§ İstenen Görevler:
#1 Hagi'nin Galatasaray'ını değerlendiren metne göre aşağıdaki soruları yanıtlayınız.
(a) Özel maçların yayın hakkını kim aldı?
(b) Galatasaray sezon boyunca hangi sistemle oynadı?
(c) Hakan Şükür sezon boyunca kaç kafa golü attı?
#2 Aşağıdaki ifadelerin Hagi'nin Galatasaray'ını değerlendiren metinle uyuşup uyuşmadığını belirtiniz. Her yanıtı "evet" ya da "hayır" diye veriniz ve metinden belirleyici sözleri aynen aktarınız.
(a) Hakan Ünsal sezonun büyük bir bölümünü sakat geçirdi.
(b) Savunmanın solunda oynayan Orhan Ak aslen bir orta alan oyuncusuydu.
(c) Ayhan Akman sağ kanatta oynuyordu.
#3 Hagi'nin Galatasaray'ını değerlendiren yazıyı bıraktığı yerden alıp sürdürünüz.

§ Verilen Metin:
---+---

DefectoR
Krizi FBli önledi
G.Saray yönetimi, futbolculara taksitlerini ödemede zora düşmüştü. Özel maçların yayın hakkını alan Saadettin Saran kurtarıcı oldu.
* Hagi'nin Galatasaray'ı kimi zaman taraftarını eğlendirdi, kimi zaman da oynadığı futbolla uyuttu
* Hagi'nin yöneticilerle bilinen kavgalarının dışında bir çok gergin olay da medyadan gizleniyordu
Futbol güzel oyun. Kimine göre yaşamın en eğlenceli spor olayı. Kimine göre halkı uyuşturmayı hedefleyen egemen güçlerin araçlarından biri. Hagi'nin Galatasaray'ı da kimi zaman taraftarını eğlendirdi, kimi zaman da oynadığı futbolla uyuttu. Sarı kırmızılı ekip, sezon boyunca 4-4-2 oynadı; çok istisna durumlarda, Hagi skoru korumayı hedeflediğinde forveti tekleyip, orta alanı ya da savunmayı beşliyordu. 4-4-2 sisteminde her iki kanatta savunma ve orta alanda iki adam bulunuyor. Futbol alimi olmaya gerek yok. 4-4-2'nin en belirgin özelliği, kanatları iyi kullanmaktır. Türkiye'nin hava toplarında en etkili forveti kim? Tartışmasız Hakan Şükür. Peki, Hakan Şükür sezon boyu kaç kafa golü attı? Sadece iki. Komik değil mi? Galatasaray'ın hiç de yabana atılmayacak iyi bir kadrosu vardı aslında. Ancak savunmanın sağında orta alandan bozma Cihan ve savunmanın solunda stoperden bozma Orhan Ak. Bu iki oyuncu da sezon boyu iyi niyet ve özveri ile mücadele etti. Hakan Ünsal'ın sezonun büyük bir bölümünü sakat geçirmesi belki Galatasaray'daki sonu için de ayrı bir etken oldu. Olan ise kanatlar iyi işlemediği için Galatasaray'ın 100. yılına oldu. Ayrıca Galatasaray'ın bu kadro yapısı ile orta sahada 10 numara tabir edilen bir oyuncuya ihtiyacı olduğu da, tartışmaya açık bir durum. Hayallerdeki 10 numara kadroya girdiğinde orta alanın savunma yönü de ayrıca bir zaafiyet gösterecek. Ancak orta alanda topla adam eksilten oyuncu olmayışı forvet oyuncularının işini zorlaştırdı. Birçok maçta pozisyon kısırlığı yaşanmasının belirgin nedeni buydu. Hasan Şaş'ın sakatlıkların etkisi ile bu sezon da fazla katkı yapamaması yükün birkaç oyuncunun sırtına binmesine neden oldu. Solda oynayan Ayhan Akman sezonun en iyilerindendi. Ancak sakat ve cezalı olduğu maçlarda kanat organizasyonlarında yük sadece Ribery'ye bindi. Rakipler Ribery'yi tanımaya başlayıp önlemi artırınca Hagi'nin Galatasaray'ı; Kayseri, Trabzon, Gençlerbirliği maçlarında umulmadık puanlar kaybetti.

---+---

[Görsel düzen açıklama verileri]
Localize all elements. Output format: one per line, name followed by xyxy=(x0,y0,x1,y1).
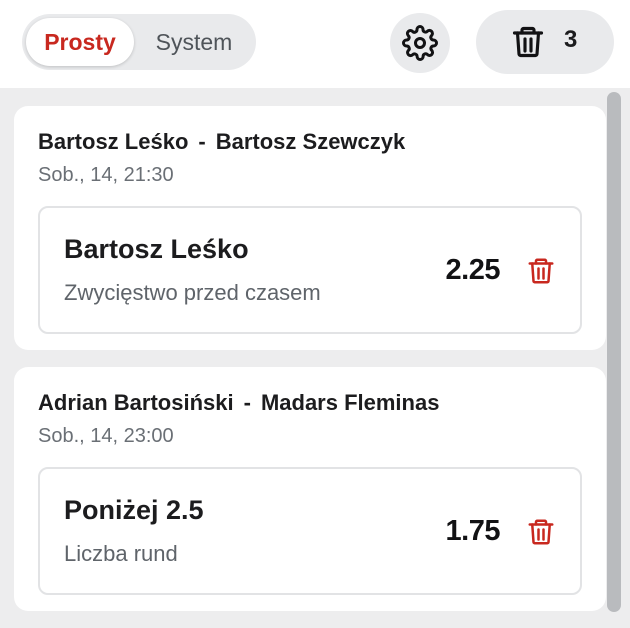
gear-icon xyxy=(402,25,438,61)
bet-type-switch: Prosty System xyxy=(22,14,256,70)
tab-system[interactable]: System xyxy=(136,18,252,66)
match-title: Adrian Bartosiński - Madars Fleminas xyxy=(38,390,439,416)
match-title: Bartosz Leśko - Bartosz Szewczyk xyxy=(38,129,405,155)
market-name: Zwycięstwo przed czasem xyxy=(64,280,321,305)
selection-box[interactable]: Poniżej 2.5 Liczba rund 1.75 xyxy=(38,467,582,595)
odds-value: 2.25 xyxy=(445,254,501,286)
tab-prosty[interactable]: Prosty xyxy=(26,18,134,66)
trash-icon[interactable] xyxy=(526,516,556,548)
trash-icon[interactable] xyxy=(526,255,556,287)
odds-value: 1.75 xyxy=(445,515,501,547)
betslip-header: Prosty System 3 xyxy=(0,0,630,88)
bet-card: Adrian Bartosiński - Madars Fleminas Sob.,… xyxy=(14,367,606,611)
selection-name: Bartosz Leśko xyxy=(64,234,249,264)
match-separator: - xyxy=(243,390,251,415)
away-fighter: Bartosz Szewczyk xyxy=(215,129,406,154)
scrollbar[interactable] xyxy=(607,92,621,612)
bet-card: Bartosz Leśko - Bartosz Szewczyk Sob., 14,… xyxy=(14,106,606,350)
match-separator: - xyxy=(198,129,206,154)
settings-button[interactable] xyxy=(390,13,450,73)
home-fighter: Adrian Bartosiński xyxy=(38,390,234,415)
selection-name: Poniżej 2.5 xyxy=(64,495,204,525)
home-fighter: Bartosz Leśko xyxy=(38,129,189,154)
away-fighter: Madars Fleminas xyxy=(260,390,440,415)
match-datetime: Sob., 14, 23:00 xyxy=(38,425,174,447)
match-datetime: Sob., 14, 21:30 xyxy=(38,164,174,186)
selection-box[interactable]: Bartosz Leśko Zwycięstwo przed czasem 2.… xyxy=(38,206,582,334)
trash-icon xyxy=(512,26,544,58)
clear-betslip-button[interactable]: 3 xyxy=(476,10,614,74)
bet-count: 3 xyxy=(564,26,578,53)
market-name: Liczba rund xyxy=(64,541,178,566)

---+---

§ Alıştırma Yanıtları:
#1
(a) Saadettin Saran.
(b) 4-4-2.
(c) Sadece iki.

#2
(a) Evet: "Hakan Ünsal'ın sezonun büyük bir bölümünü sakat geçirmesi"
(b) Hayır: "savunmanın solunda stoperden bozma Orhan Ak"
(c) Hayır: "Solda oynayan Ayhan Akman sezonun en iyilerindendi."

#3
SONUNU HAZIRLADI
1996 yılından beri Hagi, Türk futbolseverlerin ve Galatasaray'ın en çok konuştuğu isimlerden biri. Olağanüstü futbolculuk yeteneğinin, kontrolsüz hırsı yüzünden zaman zaman gölgede kaldığını hepimiz hatırlıyoruz. Tecrübesiz bir teknik adam olan Hagi'nin, sezon boyu çoğu kez öfkesine yenik düştüğünü anımsayacaksınız. Hemen her maçta devre arasında ve maç sonlarında olay yaşanıyordu. Hagi'nin yöneticilerle bilinen kavgalarının dışında bir çok gergin olay da medyadan gizleniyordu. Özellikle maçların devre aralarındaki öfkeli hali takımı geriyordu. Zamana göre herkes Hagi'nin öfkesinden nasibini aldı. Gün geldi staddaki top toplayan çocuk, gün geldi malzemeci Hasan ile Veli. Maç günleri takım otobüsü Florya'dan Ali Sami Yen'e çıktığında birçok kez takıma eskort eden polisler de Hagi'nin fırçalarından nasiplerini aldılar. Sadece bir gün takım olaysız Florya'dan Ali Sami Yen'e gitti. O gün "Rüya Takım" maçı vardı. Hagi maçta oynayacağı için erken gitmişti, otobüste yoktu. Kavga da olmadı.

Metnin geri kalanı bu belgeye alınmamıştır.